Data for this exercise:
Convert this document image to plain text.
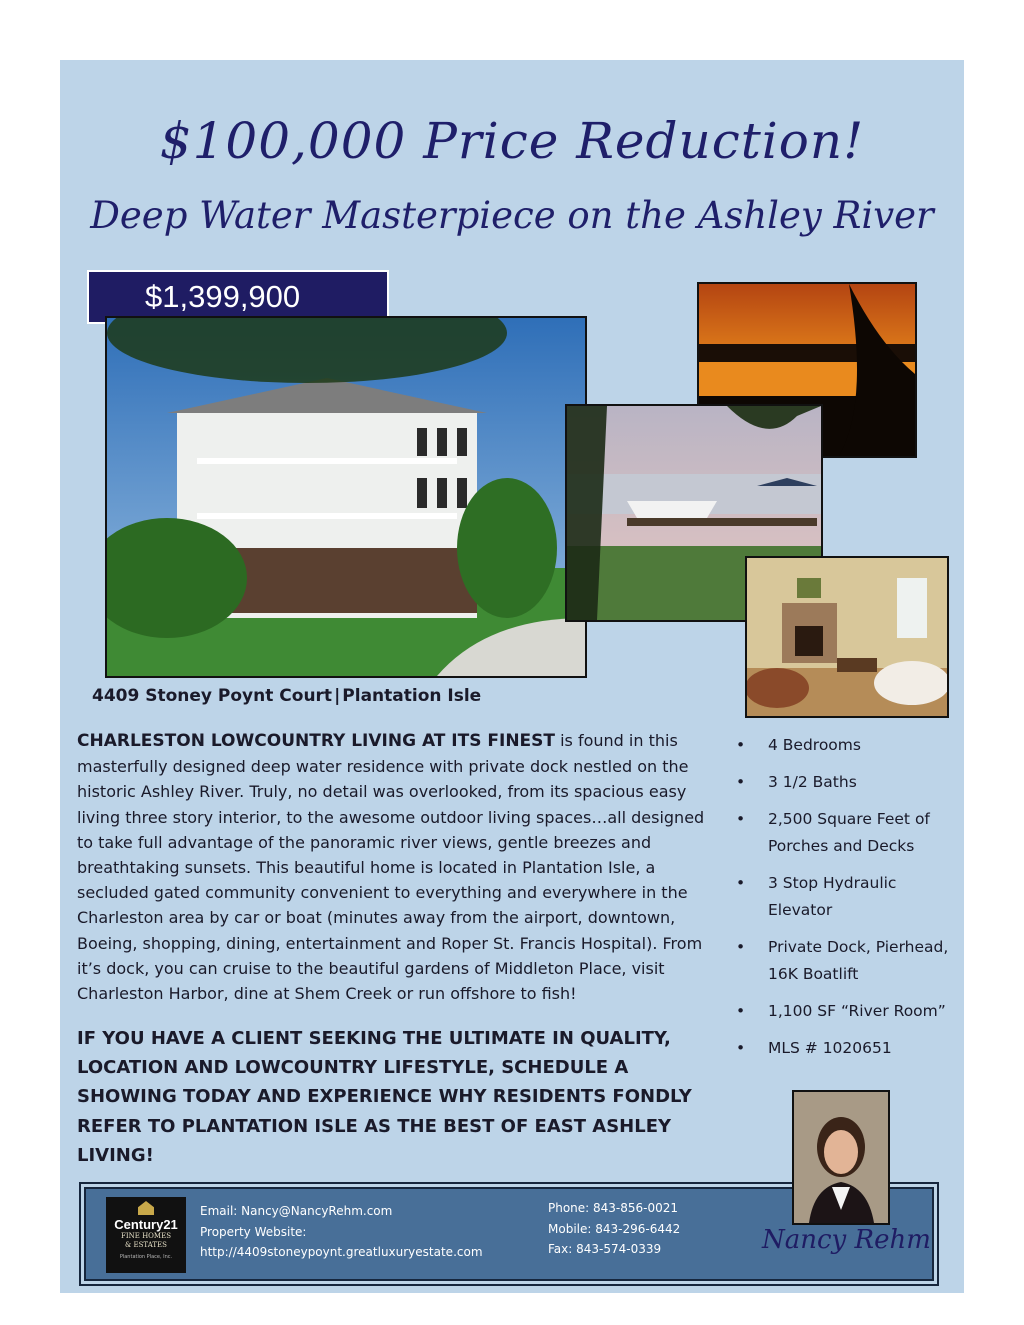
$100,000 Price Reduction!
Deep Water Masterpiece on the Ashley River
$1,399,900
4409 Stoney Poynt Court | Plantation Isle
CHARLESTON LOWCOUNTRY LIVING AT ITS FINEST is found in this masterfully designed deep water residence with private dock nestled on the historic Ashley River. Truly, no detail was overlooked, from its spacious easy living three story interior, to the awesome outdoor living spaces…all designed to take full advantage of the panoramic river views, gentle breezes and breathtaking sunsets. This beautiful home is located in Plantation Isle, a secluded gated community convenient to everything and everywhere in the Charleston area by car or boat (minutes away from the airport, downtown, Boeing, shopping, dining, entertainment and Roper St. Francis Hospital). From it’s dock, you can cruise to the beautiful gardens of Middleton Place, visit Charleston Harbor, dine at Shem Creek or run offshore to fish!
IF YOU HAVE A CLIENT SEEKING THE ULTIMATE IN QUALITY, LOCATION AND LOWCOUNTRY LIFESTYLE, SCHEDULE A SHOWING TODAY AND EXPERIENCE WHY RESIDENTS FONDLY REFER TO PLANTATION ISLE AS THE BEST OF EAST ASHLEY LIVING!
• 4 Bedrooms
• 3 1/2 Baths
• 2,500 Square Feet of Porches and Decks
• 3 Stop Hydraulic Elevator
• Private Dock, Pierhead, 16K Boatlift
• 1,100 SF “River Room”
• MLS # 1020651
Century21
FINE HOMES
& ESTATES
Plantation Place, Inc.
Email: Nancy@NancyRehm.com
Property Website:
http://4409stoneypoynt.greatluxuryestate.com
Phone: 843-856-0021
Mobile: 843-296-6442
Fax: 843-574-0339	Nancy Rehm
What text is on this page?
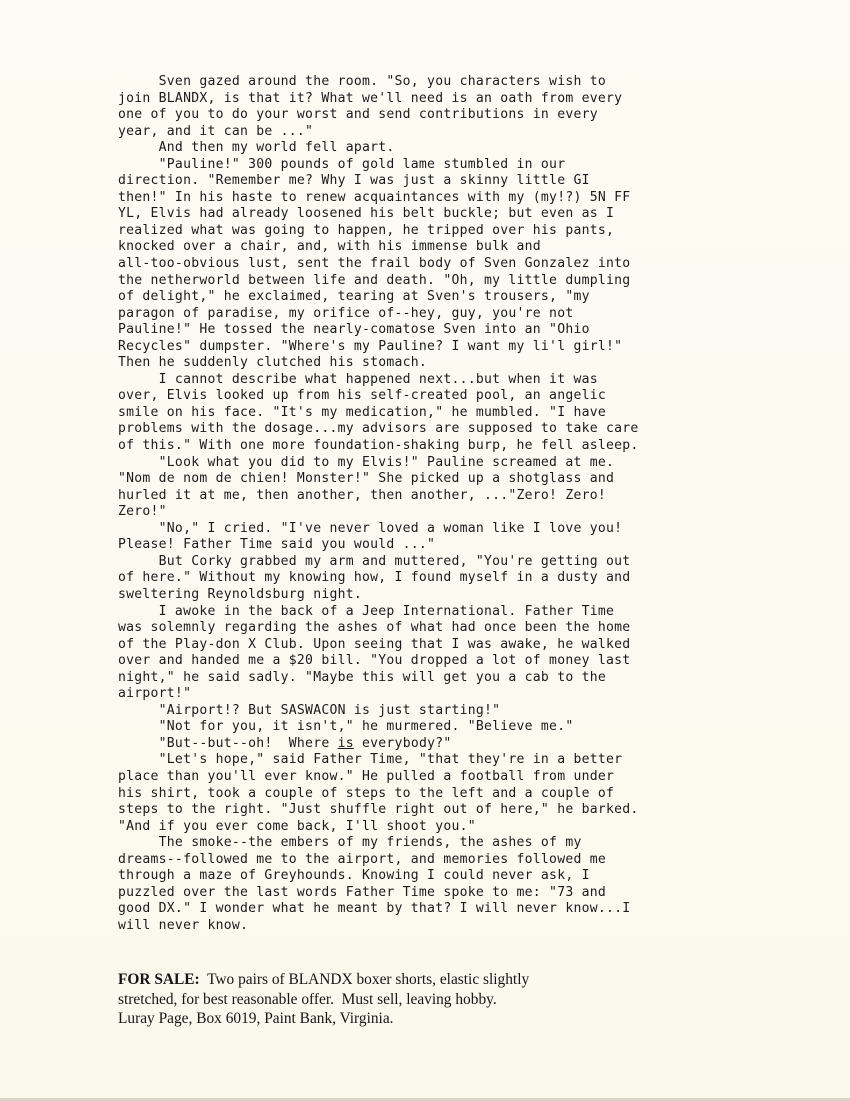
Sven gazed around the room. "So, you characters wish to
join BLANDX, is that it? What we'll need is an oath from every
one of you to do your worst and send contributions in every
year, and it can be ..."
And then my world fell apart.
"Pauline!" 300 pounds of gold lame stumbled in our
direction. "Remember me? Why I was just a skinny little GI
then!" In his haste to renew acquaintances with my (my!?) 5N FF
YL, Elvis had already loosened his belt buckle; but even as I
realized what was going to happen, he tripped over his pants,
knocked over a chair, and, with his immense bulk and
all-too-obvious lust, sent the frail body of Sven Gonzalez into
the netherworld between life and death. "Oh, my little dumpling
of delight," he exclaimed, tearing at Sven's trousers, "my
paragon of paradise, my orifice of--hey, guy, you're not
Pauline!" He tossed the nearly-comatose Sven into an "Ohio
Recycles" dumpster. "Where's my Pauline? I want my li'l girl!"
Then he suddenly clutched his stomach.
I cannot describe what happened next...but when it was
over, Elvis looked up from his self-created pool, an angelic
smile on his face. "It's my medication," he mumbled. "I have
problems with the dosage...my advisors are supposed to take care
of this." With one more foundation-shaking burp, he fell asleep.
"Look what you did to my Elvis!" Pauline screamed at me.
"Nom de nom de chien! Monster!" She picked up a shotglass and
hurled it at me, then another, then another, ..."Zero! Zero!
Zero!"
"No," I cried. "I've never loved a woman like I love you!
Please! Father Time said you would ..."
But Corky grabbed my arm and muttered, "You're getting out
of here." Without my knowing how, I found myself in a dusty and
sweltering Reynoldsburg night.
I awoke in the back of a Jeep International. Father Time
was solemnly regarding the ashes of what had once been the home
of the Play-don X Club. Upon seeing that I was awake, he walked
over and handed me a $20 bill. "You dropped a lot of money last
night," he said sadly. "Maybe this will get you a cab to the
airport!"
"Airport!? But SASWACON is just starting!"
"Not for you, it isn't," he murmered. "Believe me."
"But--but--oh!  Where is everybody?"
"Let's hope," said Father Time, "that they're in a better
place than you'll ever know." He pulled a football from under
his shirt, took a couple of steps to the left and a couple of
steps to the right. "Just shuffle right out of here," he barked.
"And if you ever come back, I'll shoot you."
The smoke--the embers of my friends, the ashes of my
dreams--followed me to the airport, and memories followed me
through a maze of Greyhounds. Knowing I could never ask, I
puzzled over the last words Father Time spoke to me: "73 and
good DX." I wonder what he meant by that? I will never know...I
will never know.
FOR SALE:  Two pairs of BLANDX boxer shorts, elastic slightly
stretched, for best reasonable offer.  Must sell, leaving hobby.
Luray Page, Box 6019, Paint Bank, Virginia.
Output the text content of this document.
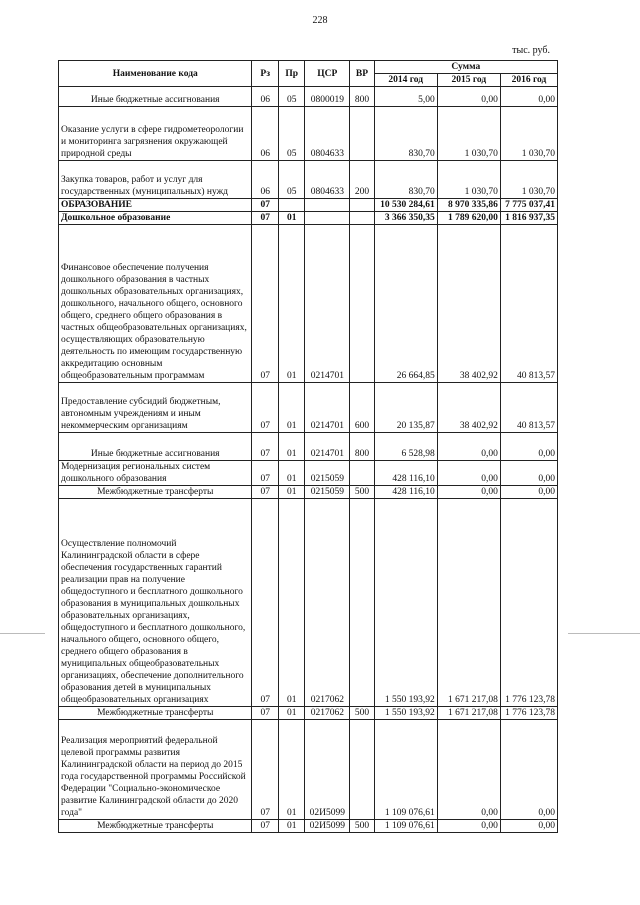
228
тыс. руб.
Наименование кода	Рз	Пр	ЦСР	ВР	Сумма		
					2014 год	2015 год	2016 год
Иные бюджетные ассигнования	06	05	0800019	800	5,00	0,00	0,00
Оказание услуги в сфере гидрометеорологии и мониторинга загрязнения окружающей природной среды	06	05	0804633		830,70	1 030,70	1 030,70
Закупка товаров, работ и услуг для государственных (муниципальных) нужд	06	05	0804633	200	830,70	1 030,70	1 030,70
ОБРАЗОВАНИЕ	07				10 530 284,61	8 970 335,86	7 775 037,41
Дошкольное образование	07	01			3 366 350,35	1 789 620,00	1 816 937,35
Финансовое обеспечение получения дошкольного образования в частных дошкольных образовательных организациях, дошкольного, начального общего, основного общего, среднего общего образования в частных общеобразовательных организациях, осуществляющих образовательную деятельность по имеющим государственную аккредитацию основным общеобразовательным программам	07	01	0214701		26 664,85	38 402,92	40 813,57
Предоставление субсидий бюджетным, автономным учреждениям и иным некоммерческим организациям	07	01	0214701	600	20 135,87	38 402,92	40 813,57
Иные бюджетные ассигнования	07	01	0214701	800	6 528,98	0,00	0,00
Модернизация региональных систем дошкольного образования	07	01	0215059		428 116,10	0,00	0,00
Межбюджетные трансферты	07	01	0215059	500	428 116,10	0,00	0,00
Осуществление полномочий Калининградской области в сфере обеспечения государственных гарантий реализации прав на получение общедоступного и бесплатного дошкольного образования в муниципальных дошкольных образовательных организациях, общедоступного и бесплатного дошкольного, начального общего, основного общего, среднего общего образования в муниципальных общеобразовательных организациях, обеспечение дополнительного образования детей в муниципальных общеобразовательных организациях	07	01	0217062		1 550 193,92	1 671 217,08	1 776 123,78
Межбюджетные трансферты	07	01	0217062	500	1 550 193,92	1 671 217,08	1 776 123,78
Реализация мероприятий федеральной целевой программы развития Калининградской области на период до 2015 года государственной программы Российской Федерации "Социально-экономическое развитие Калининградской области до 2020 года"	07	01	02И5099		1 109 076,61	0,00	0,00
Межбюджетные трансферты	07	01	02И5099	500	1 109 076,61	0,00	0,00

The exercise:
Copy each line of the records that contains the word "Межбюджетные".

Expected output:
Межбюджетные трансферты	07	01	0215059	500	428 116,10	0,00	0,00
Межбюджетные трансферты	07	01	0217062	500	1 550 193,92	1 671 217,08	1 776 123,78
Межбюджетные трансферты	07	01	02И5099	500	1 109 076,61	0,00	0,00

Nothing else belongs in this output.